Given task
Convert the lines below, from the line with "bar-segment — [564, 153, 611, 273]" up to and including the line with "y-tick-label: 90% — [18, 154, 46, 170]", into a Markdown table with the columns Row and Line, leaving out any blank lines. Include only those lines.

Data supplied

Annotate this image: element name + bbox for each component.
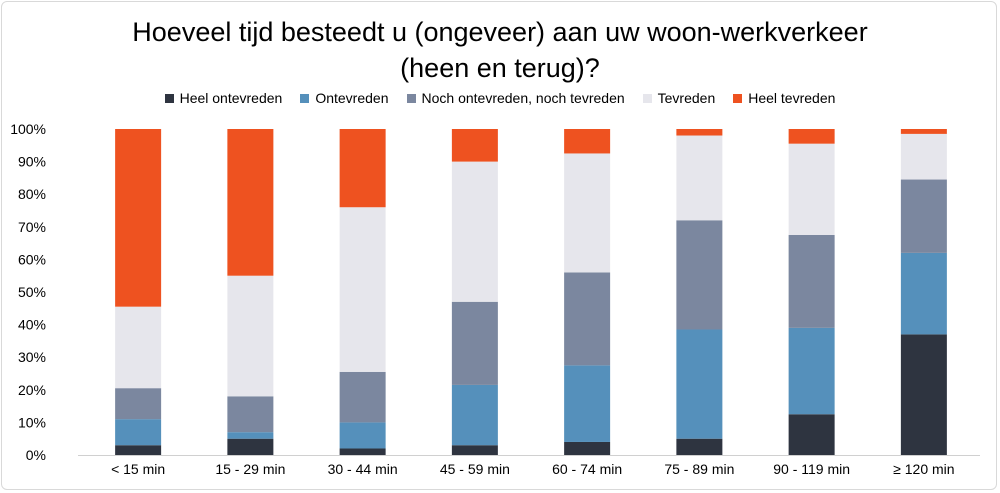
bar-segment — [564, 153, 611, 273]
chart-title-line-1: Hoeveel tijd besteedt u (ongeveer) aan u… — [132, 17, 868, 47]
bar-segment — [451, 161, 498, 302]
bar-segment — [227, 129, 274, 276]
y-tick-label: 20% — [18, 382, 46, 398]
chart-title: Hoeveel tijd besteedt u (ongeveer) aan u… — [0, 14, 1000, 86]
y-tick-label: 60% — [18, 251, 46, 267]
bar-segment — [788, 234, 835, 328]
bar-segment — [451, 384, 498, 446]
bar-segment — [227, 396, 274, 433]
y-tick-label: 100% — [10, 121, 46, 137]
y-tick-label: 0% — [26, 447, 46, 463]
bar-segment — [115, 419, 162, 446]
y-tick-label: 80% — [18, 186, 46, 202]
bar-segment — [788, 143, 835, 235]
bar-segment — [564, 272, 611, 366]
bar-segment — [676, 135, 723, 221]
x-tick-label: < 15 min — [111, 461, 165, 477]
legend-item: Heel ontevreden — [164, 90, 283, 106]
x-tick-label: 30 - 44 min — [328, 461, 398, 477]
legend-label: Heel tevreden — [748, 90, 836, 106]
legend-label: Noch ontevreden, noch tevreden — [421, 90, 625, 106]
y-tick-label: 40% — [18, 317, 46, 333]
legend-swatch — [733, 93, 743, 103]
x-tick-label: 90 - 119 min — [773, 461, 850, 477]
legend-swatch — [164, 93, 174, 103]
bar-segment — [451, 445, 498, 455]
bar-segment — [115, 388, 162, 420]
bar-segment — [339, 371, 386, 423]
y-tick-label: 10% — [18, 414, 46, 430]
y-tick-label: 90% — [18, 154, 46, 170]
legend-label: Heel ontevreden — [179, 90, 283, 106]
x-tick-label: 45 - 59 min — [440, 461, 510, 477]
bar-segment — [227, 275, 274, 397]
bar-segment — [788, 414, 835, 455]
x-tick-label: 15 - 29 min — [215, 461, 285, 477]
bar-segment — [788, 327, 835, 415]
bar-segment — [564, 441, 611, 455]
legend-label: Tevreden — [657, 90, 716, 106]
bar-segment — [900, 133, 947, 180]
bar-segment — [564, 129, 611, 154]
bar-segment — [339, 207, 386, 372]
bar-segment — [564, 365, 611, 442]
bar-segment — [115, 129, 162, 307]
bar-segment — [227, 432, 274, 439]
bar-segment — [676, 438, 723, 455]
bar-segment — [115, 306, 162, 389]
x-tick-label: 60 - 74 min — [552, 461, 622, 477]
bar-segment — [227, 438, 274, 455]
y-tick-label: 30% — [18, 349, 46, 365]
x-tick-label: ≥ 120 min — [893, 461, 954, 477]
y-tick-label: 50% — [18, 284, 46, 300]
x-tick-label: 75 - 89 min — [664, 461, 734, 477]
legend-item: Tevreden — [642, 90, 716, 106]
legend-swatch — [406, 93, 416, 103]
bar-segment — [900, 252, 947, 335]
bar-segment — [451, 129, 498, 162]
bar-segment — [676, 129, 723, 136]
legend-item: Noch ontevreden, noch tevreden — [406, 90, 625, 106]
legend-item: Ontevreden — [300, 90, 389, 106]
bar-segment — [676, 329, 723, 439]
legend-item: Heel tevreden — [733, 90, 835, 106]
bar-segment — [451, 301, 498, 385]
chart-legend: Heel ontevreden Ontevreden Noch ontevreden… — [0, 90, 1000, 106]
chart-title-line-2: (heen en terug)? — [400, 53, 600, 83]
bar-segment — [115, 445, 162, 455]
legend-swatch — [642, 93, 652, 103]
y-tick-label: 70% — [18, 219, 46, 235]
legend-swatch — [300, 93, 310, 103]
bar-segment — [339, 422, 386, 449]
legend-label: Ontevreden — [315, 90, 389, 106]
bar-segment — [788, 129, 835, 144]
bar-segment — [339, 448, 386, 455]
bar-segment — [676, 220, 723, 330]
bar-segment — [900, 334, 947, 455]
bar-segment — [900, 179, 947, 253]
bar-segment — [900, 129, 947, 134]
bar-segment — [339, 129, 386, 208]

==

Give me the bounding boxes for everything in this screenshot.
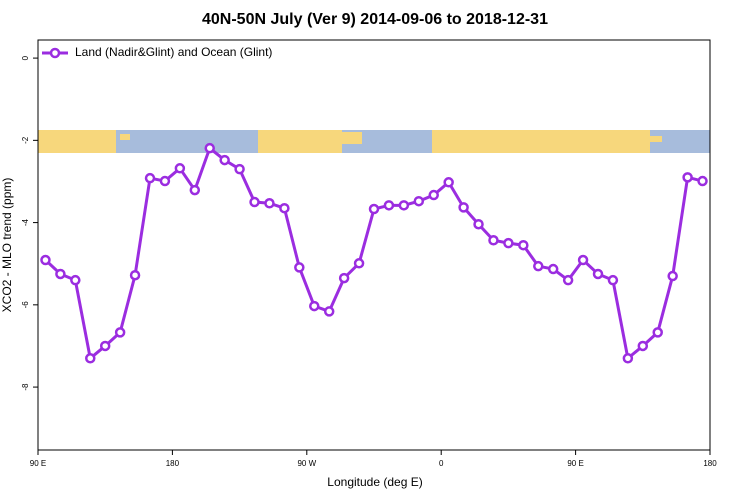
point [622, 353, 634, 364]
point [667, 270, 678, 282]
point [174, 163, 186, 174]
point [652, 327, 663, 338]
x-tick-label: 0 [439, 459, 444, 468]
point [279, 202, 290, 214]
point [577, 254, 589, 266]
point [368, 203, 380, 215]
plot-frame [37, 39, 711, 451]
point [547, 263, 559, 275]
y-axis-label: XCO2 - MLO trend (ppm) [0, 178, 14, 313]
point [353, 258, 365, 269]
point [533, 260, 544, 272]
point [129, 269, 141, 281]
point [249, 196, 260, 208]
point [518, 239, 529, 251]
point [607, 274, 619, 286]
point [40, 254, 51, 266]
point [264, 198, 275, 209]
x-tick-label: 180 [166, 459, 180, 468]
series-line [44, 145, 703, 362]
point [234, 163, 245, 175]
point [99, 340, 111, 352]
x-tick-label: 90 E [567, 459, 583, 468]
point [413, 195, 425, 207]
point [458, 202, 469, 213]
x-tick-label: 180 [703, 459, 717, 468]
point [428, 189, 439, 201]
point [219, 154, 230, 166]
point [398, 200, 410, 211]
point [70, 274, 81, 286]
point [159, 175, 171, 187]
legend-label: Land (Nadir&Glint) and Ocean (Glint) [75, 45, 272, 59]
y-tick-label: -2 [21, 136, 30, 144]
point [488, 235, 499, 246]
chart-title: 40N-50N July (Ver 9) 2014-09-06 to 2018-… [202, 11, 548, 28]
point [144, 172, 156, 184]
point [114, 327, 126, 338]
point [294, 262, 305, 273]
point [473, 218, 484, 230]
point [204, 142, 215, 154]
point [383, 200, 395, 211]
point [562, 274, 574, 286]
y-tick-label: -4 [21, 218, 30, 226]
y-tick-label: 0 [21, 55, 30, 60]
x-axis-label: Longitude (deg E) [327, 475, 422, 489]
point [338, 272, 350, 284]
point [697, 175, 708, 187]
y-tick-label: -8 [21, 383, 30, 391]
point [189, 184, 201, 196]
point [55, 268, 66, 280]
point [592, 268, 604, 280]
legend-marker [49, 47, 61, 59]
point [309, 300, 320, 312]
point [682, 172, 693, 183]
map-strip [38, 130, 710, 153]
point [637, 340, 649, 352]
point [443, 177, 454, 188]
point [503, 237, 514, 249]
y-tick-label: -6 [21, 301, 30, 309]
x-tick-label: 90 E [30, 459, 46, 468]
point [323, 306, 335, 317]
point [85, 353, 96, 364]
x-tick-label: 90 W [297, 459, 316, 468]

Completed exercise
| Row | Line |
|---|---|
| 1 | bar-segment — [564, 153, 611, 273] |
| 2 | chart-title-line-1: Hoeveel tijd besteedt u (ongeveer) aan u… — [132, 17, 868, 47] |
| 3 | bar-segment — [451, 161, 498, 302] |
| 4 | bar-segment — [227, 129, 274, 276] |
| 5 | y-tick-label: 20% — [18, 382, 46, 398] |
| 6 | chart-title: Hoeveel tijd besteedt u (ongeveer) aan u… — [0, 14, 1000, 86] |
| 7 | y-tick-label: 60% — [18, 251, 46, 267] |
| 8 | bar-segment — [788, 234, 835, 328] |
| 9 | bar-segment — [451, 384, 498, 446] |
| 10 | bar-segment — [227, 396, 274, 433] |
| 11 | y-tick-label: 100% — [10, 121, 46, 137] |
| 12 | y-tick-label: 0% — [26, 447, 46, 463] |
| 13 | bar-segment — [115, 419, 162, 446] |
| 14 | y-tick-label: 80% — [18, 186, 46, 202] |
| 15 | bar-segment — [788, 143, 835, 235] |
| 16 | bar-segment — [564, 272, 611, 366] |
| 17 | bar-segment — [676, 135, 723, 221] |
| 18 | x-tick-label: < 15 min — [111, 461, 165, 477] |
| 19 | legend-item: Heel ontevreden — [164, 90, 283, 106] |
| 20 | x-tick-label: 30 - 44 min — [328, 461, 398, 477] |
| 21 | legend-label: Heel tevreden — [748, 90, 836, 106] |
| 22 | legend-label: Noch ontevreden, noch tevreden — [421, 90, 625, 106] |
| 23 | y-tick-label: 40% — [18, 317, 46, 333] |
| 24 | legend-swatch — [733, 93, 743, 103] |
| 25 | x-tick-label: 90 - 119 min — [773, 461, 850, 477] |
| 26 | legend-swatch — [164, 93, 174, 103] |
| 27 | bar-segment — [451, 445, 498, 455] |
| 28 | bar-segment — [115, 388, 162, 420] |
| 29 | bar-segment — [339, 371, 386, 423] |
| 30 | y-tick-label: 10% — [18, 414, 46, 430] |
| 31 | y-tick-label: 90% — [18, 154, 46, 170] |